Rows from a dataset

▬▬▬▬▬▬▬▬▬▬

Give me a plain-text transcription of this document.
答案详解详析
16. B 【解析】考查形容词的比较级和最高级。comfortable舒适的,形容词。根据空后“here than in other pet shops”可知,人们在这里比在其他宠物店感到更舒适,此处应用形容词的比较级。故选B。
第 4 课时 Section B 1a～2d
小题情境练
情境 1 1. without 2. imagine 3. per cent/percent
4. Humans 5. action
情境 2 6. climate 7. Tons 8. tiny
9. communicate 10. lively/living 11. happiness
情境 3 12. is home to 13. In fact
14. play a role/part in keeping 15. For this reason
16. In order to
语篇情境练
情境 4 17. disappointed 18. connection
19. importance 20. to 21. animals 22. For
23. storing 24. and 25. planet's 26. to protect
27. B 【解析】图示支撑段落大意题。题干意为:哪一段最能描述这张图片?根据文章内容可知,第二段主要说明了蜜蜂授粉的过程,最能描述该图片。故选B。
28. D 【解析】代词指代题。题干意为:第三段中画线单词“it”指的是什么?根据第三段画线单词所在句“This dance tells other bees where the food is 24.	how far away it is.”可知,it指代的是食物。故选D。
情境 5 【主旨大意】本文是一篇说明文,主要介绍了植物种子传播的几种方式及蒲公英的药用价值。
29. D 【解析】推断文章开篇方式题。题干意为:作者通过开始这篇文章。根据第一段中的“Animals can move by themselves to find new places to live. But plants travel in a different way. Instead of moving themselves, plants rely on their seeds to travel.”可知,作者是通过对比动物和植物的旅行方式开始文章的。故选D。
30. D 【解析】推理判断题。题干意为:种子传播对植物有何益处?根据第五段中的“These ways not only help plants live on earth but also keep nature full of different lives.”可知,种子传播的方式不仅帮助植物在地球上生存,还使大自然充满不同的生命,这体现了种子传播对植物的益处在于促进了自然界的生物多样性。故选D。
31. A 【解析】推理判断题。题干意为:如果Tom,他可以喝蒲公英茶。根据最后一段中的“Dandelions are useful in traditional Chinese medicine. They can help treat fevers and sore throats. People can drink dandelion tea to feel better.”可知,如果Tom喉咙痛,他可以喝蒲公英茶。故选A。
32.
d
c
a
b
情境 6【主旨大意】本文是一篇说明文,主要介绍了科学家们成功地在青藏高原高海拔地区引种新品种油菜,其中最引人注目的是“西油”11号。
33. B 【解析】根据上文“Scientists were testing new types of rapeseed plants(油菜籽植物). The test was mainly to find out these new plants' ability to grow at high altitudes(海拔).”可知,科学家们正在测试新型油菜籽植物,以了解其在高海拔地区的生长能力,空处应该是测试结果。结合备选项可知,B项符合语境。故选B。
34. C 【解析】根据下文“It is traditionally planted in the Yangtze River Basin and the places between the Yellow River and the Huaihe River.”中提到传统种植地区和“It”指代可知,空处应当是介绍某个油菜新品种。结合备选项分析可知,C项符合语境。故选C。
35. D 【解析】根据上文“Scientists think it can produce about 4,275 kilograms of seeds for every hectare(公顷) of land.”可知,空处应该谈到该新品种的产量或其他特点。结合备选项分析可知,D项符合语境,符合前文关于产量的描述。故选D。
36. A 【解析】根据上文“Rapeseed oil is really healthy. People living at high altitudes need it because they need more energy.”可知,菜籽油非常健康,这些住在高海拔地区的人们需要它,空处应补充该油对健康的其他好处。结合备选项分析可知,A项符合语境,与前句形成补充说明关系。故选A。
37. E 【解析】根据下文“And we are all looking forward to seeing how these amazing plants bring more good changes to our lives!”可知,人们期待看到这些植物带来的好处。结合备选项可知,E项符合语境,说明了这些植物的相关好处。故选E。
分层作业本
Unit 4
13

▬▬▬▬▬▬▬▬▬▬

• STATED PROBLEM: Copy all lines from the material that contain "主旨大意".

• SOLUTION TO THIS EXERCISE:
情境 5 【主旨大意】本文是一篇说明文,主要介绍了植物种子传播的几种方式及蒲公英的药用价值。
情境 6【主旨大意】本文是一篇说明文,主要介绍了科学家们成功地在青藏高原高海拔地区引种新品种油菜,其中最引人注目的是“西油”11号。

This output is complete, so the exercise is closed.